Tudo começou no último domingo (26.08) , depois de um cidadão alemão de 35 anos ter sido esfaqueado até à morte. Os suspeitos são dois refugiados, um sírio e um iraquiano, que já foram detidos. Para a extrema-direita, foi o suficiente para darem início as manifestações violentas que têm como alvo pessoas que aparentam ser estrangeiras. O número de manifestantes de extrema-direita presentes, a rapidez com que eles se reuniram e a incapacidade da polícia de reagir à altura em Chemnitz deixaram muitas pessoas em choque.
"A extrema-direita é tão grande que formou o seu próprio nicho, onde tudo é oferecido. Cria empregos, fornece apoio e ajuda. Isso desenvolveu-se ao longo dos anos, e o problema é que o Estado não consegue mais alcançar esses círculos", afirma o psicólogo social Andreas Zick, especialista em conflitos, em referência ao que se observa nos Estado da Saxónia.
O governador do Estado da Turíngia, Bodo Ramelow, do partido A Esquerda, vai mais longe e rejeita acusações somente contra os estados do Leste Alemão. "Se só os estados do leste forem acusados, minimizamos um problema que existe em toda parte na Alemanha", afirma.
Chemnitz põe a democracia em perigo na Alemanha?

• **Tarefas do exercício**:
#1 Reproduza o trecho do texto sobre Chemnitz que começa em "Tudo começou no" e termina em "pessoas em choque.".
#2 Segundo o texto sobre Chemnitz, de que nacionalidades são os dois refugiados suspeitos?
#3 Com base no texto sobre Chemnitz, explique por que Bodo Ramelow rejeita acusações feitas somente contra os estados do Leste Alemão.
O material não é necessário.

• **Excertos de dados**:
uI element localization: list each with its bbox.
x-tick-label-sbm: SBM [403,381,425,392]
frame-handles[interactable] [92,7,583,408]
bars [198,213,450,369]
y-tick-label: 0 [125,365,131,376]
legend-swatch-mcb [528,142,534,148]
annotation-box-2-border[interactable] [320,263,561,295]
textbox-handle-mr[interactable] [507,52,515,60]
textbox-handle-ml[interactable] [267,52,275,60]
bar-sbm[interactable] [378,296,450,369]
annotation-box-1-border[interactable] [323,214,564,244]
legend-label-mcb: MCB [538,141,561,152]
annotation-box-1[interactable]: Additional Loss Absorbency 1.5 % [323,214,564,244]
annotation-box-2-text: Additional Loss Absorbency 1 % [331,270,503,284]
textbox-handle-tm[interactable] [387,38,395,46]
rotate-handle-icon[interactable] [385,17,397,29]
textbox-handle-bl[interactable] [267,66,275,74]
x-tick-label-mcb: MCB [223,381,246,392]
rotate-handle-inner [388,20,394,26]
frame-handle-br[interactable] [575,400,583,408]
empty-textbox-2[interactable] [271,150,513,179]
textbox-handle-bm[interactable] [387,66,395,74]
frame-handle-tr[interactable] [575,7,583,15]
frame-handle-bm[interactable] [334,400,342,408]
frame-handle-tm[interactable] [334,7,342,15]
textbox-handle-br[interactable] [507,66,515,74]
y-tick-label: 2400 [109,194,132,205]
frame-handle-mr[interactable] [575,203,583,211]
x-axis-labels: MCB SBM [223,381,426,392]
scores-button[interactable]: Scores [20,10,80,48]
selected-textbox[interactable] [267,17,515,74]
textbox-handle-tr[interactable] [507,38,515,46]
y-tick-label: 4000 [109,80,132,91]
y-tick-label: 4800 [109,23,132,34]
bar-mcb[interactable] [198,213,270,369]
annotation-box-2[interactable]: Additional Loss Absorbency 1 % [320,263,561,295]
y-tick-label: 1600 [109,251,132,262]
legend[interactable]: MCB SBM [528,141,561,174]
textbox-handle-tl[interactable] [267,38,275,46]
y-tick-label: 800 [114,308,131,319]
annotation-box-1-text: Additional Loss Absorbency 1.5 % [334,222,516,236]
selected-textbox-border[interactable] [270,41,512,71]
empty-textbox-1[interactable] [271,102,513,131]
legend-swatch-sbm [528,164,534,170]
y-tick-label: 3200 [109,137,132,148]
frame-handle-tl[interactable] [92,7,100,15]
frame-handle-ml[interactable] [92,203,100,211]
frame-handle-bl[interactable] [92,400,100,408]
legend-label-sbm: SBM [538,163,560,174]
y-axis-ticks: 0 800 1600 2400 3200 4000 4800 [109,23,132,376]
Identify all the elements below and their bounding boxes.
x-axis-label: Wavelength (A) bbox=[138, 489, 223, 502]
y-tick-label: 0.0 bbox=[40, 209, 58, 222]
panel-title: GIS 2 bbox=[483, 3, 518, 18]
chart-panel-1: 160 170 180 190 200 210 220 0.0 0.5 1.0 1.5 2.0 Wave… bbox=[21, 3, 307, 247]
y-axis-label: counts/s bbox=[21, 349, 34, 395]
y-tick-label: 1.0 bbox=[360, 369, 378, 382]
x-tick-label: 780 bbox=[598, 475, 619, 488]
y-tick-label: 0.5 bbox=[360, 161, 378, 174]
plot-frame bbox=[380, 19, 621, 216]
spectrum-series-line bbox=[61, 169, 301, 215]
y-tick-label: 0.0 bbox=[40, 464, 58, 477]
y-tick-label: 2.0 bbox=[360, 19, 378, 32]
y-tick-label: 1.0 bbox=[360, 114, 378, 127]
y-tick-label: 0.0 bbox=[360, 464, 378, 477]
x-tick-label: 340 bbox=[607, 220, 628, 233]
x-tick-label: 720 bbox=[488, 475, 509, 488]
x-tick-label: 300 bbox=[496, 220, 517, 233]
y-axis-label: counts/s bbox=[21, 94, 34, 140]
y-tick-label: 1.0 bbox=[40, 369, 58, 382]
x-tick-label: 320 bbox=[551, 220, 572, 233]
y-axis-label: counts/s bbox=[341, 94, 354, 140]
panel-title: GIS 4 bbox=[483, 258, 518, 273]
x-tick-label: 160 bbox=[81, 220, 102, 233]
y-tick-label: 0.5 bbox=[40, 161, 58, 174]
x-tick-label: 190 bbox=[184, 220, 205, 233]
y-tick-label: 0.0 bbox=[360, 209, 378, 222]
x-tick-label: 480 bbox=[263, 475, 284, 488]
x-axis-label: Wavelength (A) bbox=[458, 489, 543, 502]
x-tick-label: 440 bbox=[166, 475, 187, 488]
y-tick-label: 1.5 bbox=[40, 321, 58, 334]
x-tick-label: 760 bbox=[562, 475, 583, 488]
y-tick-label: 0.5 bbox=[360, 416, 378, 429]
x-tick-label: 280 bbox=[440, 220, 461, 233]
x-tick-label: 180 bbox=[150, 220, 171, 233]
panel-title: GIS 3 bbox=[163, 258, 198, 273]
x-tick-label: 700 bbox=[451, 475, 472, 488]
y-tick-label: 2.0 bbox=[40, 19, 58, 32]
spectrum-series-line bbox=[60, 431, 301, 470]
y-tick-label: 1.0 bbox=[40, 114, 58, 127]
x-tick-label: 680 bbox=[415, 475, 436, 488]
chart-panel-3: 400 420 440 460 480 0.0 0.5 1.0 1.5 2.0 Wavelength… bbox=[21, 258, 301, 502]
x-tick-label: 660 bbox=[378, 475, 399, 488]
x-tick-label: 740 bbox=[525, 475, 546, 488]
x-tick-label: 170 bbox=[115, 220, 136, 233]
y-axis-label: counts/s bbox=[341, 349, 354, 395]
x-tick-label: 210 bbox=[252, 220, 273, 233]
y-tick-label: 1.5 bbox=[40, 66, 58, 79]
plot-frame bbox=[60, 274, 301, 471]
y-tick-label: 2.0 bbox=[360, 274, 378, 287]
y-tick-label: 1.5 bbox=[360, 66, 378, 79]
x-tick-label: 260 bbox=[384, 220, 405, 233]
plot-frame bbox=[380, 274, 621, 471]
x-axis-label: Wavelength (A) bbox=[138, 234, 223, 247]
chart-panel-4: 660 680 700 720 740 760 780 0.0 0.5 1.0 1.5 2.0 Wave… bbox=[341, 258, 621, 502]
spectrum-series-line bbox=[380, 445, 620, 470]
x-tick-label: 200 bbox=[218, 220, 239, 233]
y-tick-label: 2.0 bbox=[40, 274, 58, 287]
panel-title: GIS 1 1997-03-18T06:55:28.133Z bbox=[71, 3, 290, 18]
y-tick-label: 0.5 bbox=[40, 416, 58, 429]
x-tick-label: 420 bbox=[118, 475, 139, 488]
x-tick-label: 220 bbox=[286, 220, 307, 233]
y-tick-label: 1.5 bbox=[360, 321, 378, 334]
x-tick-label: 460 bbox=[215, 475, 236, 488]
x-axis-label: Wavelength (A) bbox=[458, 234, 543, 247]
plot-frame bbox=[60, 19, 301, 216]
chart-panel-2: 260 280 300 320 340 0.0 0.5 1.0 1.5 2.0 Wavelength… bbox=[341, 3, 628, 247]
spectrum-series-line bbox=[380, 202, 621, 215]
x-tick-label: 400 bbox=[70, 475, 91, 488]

• **Respostas por tarefa**:
#1
Tudo começou no último domingo (26.08) , depois de um cidadão alemão de 35 anos ter sido esfaqueado até à morte. Os suspeitos são dois refugiados, um sírio e um iraquiano, que já foram detidos. Para a extrema-direita, foi o suficiente para darem início as manifestações violentas que têm como alvo pessoas que aparentam ser estrangeiras. O número de manifestantes de extrema-direita presentes, a rapidez com que eles se reuniram e a incapacidade da polícia de reagir à altura em Chemnitz deixaram muitas pessoas em choque.

#2 Um é sírio e o outro é iraquiano.

#3 Para Ramelow, acusar só os estados do leste minimiza um problema que existe em toda parte na Alemanha.